■ SHORT PROBLEM ■
Keep the images out and copy every entry below exactly.
*** RECORDS SUPPLIED ***
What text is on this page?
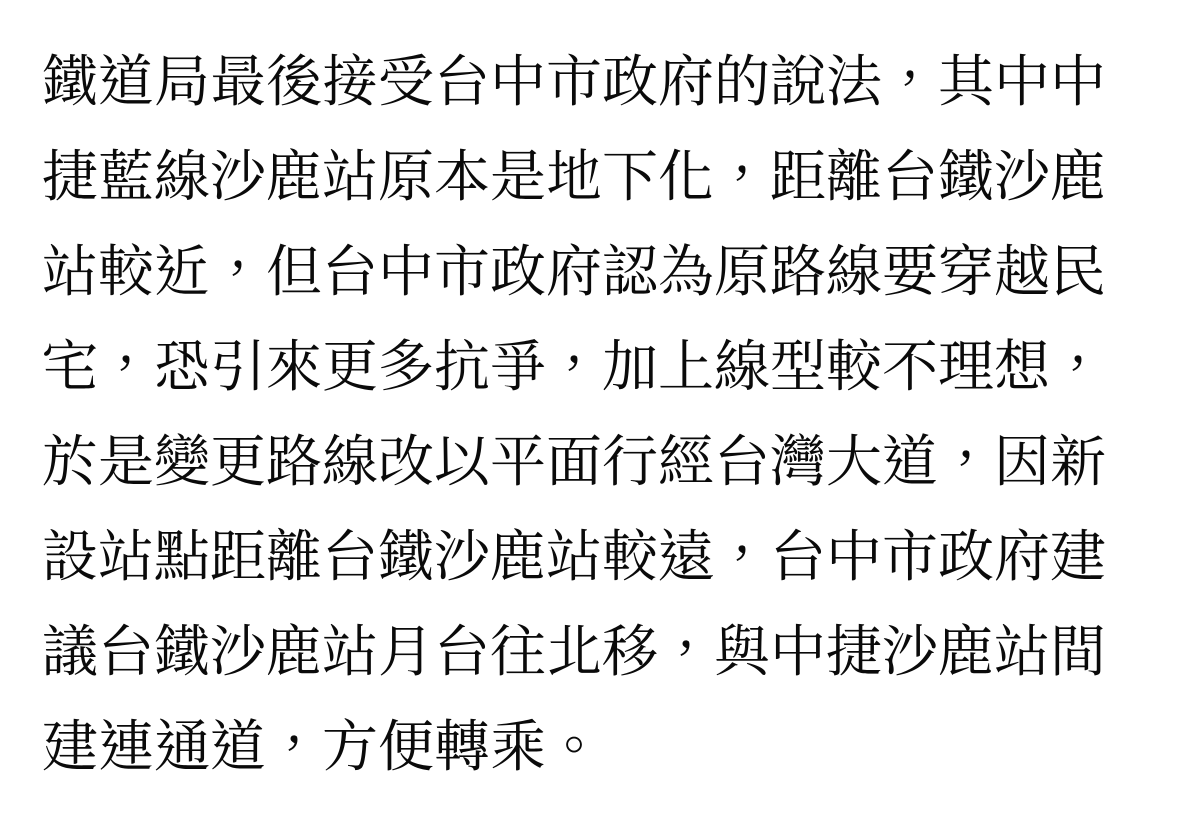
鐵道局最後接受台中市政府的說法，其中中
捷藍線沙鹿站原本是地下化，距離台鐵沙鹿
站較近，但台中市政府認為原路線要穿越民
宅，恐引來更多抗爭，加上線型較不理想，
於是變更路線改以平面行經台灣大道，因新
設站點距離台鐵沙鹿站較遠，台中市政府建
議台鐵沙鹿站月台往北移，與中捷沙鹿站間
建連通道，方便轉乘。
***
■ SOLUTION FOR THIS PROBLEM ■
What text is on this page?
鐵道局最後接受台中市政府的說法，其中中
捷藍線沙鹿站原本是地下化，距離台鐵沙鹿
站較近，但台中市政府認為原路線要穿越民
宅，恐引來更多抗爭，加上線型較不理想，
於是變更路線改以平面行經台灣大道，因新
設站點距離台鐵沙鹿站較遠，台中市政府建
議台鐵沙鹿站月台往北移，與中捷沙鹿站間
建連通道，方便轉乘。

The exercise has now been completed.